* Start RECORDED DATA *

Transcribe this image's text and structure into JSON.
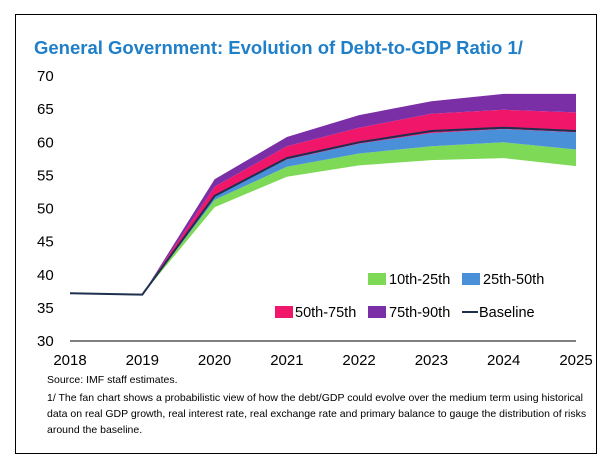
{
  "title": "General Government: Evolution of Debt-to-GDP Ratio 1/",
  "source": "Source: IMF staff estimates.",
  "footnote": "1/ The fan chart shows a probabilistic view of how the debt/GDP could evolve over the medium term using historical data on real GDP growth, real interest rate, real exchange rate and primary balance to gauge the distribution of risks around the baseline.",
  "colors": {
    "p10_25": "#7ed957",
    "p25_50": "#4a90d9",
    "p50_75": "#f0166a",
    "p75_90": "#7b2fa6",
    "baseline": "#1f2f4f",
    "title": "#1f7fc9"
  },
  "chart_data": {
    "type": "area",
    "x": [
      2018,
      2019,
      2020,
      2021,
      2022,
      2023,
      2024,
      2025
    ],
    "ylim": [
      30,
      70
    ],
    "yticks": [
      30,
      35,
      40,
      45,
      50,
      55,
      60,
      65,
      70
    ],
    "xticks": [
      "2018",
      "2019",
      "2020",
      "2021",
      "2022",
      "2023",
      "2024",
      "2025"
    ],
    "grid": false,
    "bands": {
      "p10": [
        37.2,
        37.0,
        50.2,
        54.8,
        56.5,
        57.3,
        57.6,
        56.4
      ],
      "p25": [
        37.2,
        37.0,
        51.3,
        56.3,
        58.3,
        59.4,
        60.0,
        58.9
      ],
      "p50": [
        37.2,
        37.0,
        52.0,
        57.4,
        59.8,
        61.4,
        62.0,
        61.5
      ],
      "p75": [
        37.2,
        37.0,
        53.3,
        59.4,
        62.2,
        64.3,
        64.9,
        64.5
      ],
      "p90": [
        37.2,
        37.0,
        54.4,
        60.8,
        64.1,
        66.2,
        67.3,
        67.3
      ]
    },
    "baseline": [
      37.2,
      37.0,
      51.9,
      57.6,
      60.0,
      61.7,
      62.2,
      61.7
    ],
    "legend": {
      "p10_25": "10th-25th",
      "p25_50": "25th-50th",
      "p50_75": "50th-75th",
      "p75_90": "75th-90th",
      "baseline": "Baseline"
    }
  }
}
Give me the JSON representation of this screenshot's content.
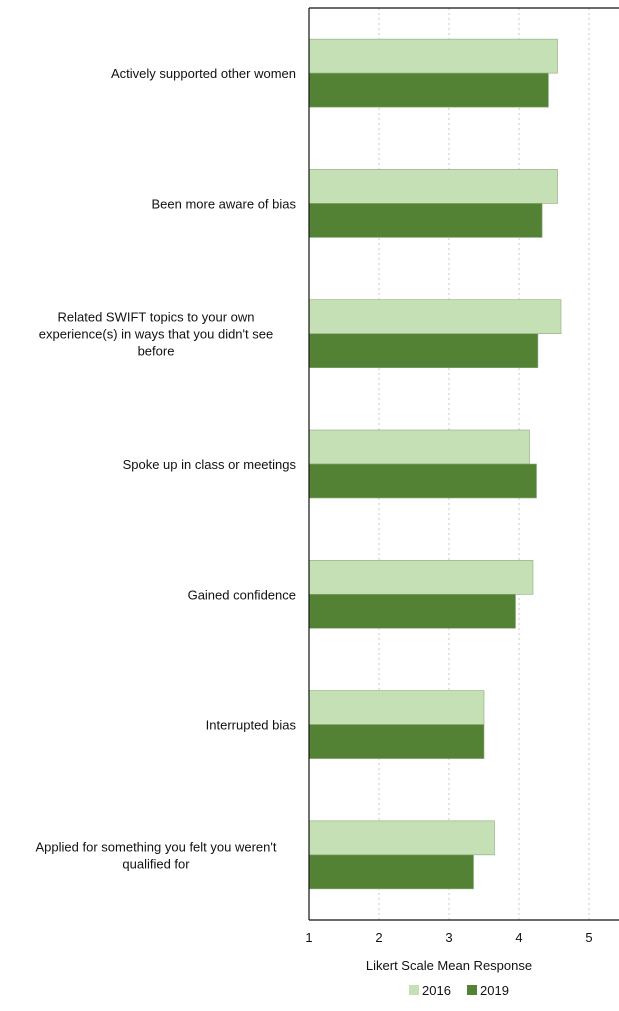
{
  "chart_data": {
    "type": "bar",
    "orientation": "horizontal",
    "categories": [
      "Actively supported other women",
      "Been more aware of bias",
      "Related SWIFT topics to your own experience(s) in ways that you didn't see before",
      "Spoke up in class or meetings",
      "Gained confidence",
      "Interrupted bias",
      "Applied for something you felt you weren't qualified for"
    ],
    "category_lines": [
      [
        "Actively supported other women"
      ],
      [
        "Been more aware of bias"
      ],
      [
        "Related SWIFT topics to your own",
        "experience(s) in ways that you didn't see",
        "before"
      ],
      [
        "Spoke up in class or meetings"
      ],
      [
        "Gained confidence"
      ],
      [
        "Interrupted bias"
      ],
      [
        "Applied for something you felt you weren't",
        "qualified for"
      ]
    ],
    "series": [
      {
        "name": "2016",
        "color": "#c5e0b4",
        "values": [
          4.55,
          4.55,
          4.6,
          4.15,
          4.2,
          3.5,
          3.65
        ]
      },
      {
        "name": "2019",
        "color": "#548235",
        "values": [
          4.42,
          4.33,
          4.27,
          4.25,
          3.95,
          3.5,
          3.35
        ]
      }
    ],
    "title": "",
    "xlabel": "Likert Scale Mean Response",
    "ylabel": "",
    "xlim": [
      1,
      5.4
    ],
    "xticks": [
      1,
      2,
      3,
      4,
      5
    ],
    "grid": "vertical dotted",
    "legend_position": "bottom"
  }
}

* End RECORDED DATA *
* Start RECORDED DATA *

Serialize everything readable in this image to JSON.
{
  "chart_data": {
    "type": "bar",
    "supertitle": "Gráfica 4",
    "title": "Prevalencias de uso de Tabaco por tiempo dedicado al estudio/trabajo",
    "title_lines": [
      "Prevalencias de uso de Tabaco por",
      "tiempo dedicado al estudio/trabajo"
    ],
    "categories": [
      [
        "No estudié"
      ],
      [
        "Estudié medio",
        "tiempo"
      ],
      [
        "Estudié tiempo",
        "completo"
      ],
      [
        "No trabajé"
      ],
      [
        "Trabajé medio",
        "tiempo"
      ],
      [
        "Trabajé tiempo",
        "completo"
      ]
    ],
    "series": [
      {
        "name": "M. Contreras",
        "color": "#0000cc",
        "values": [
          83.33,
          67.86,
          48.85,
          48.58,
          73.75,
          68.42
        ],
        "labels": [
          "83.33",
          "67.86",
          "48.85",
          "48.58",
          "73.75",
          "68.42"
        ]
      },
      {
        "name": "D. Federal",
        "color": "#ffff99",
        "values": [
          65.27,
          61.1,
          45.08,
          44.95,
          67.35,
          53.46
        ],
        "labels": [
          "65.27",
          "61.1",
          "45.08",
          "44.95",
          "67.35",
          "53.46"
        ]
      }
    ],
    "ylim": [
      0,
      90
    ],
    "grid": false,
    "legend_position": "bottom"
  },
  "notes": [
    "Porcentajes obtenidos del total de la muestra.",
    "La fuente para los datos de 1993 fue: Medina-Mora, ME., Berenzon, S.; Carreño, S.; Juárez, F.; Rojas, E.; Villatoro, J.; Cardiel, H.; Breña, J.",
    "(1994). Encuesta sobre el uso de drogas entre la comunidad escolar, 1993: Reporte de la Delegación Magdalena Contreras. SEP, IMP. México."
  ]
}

* End RECORDED DATA *

### TASK INSTRUCTIONS
Count every line in the listing above that holds "something", then report only the count.

### SOLVED PROBLEM
2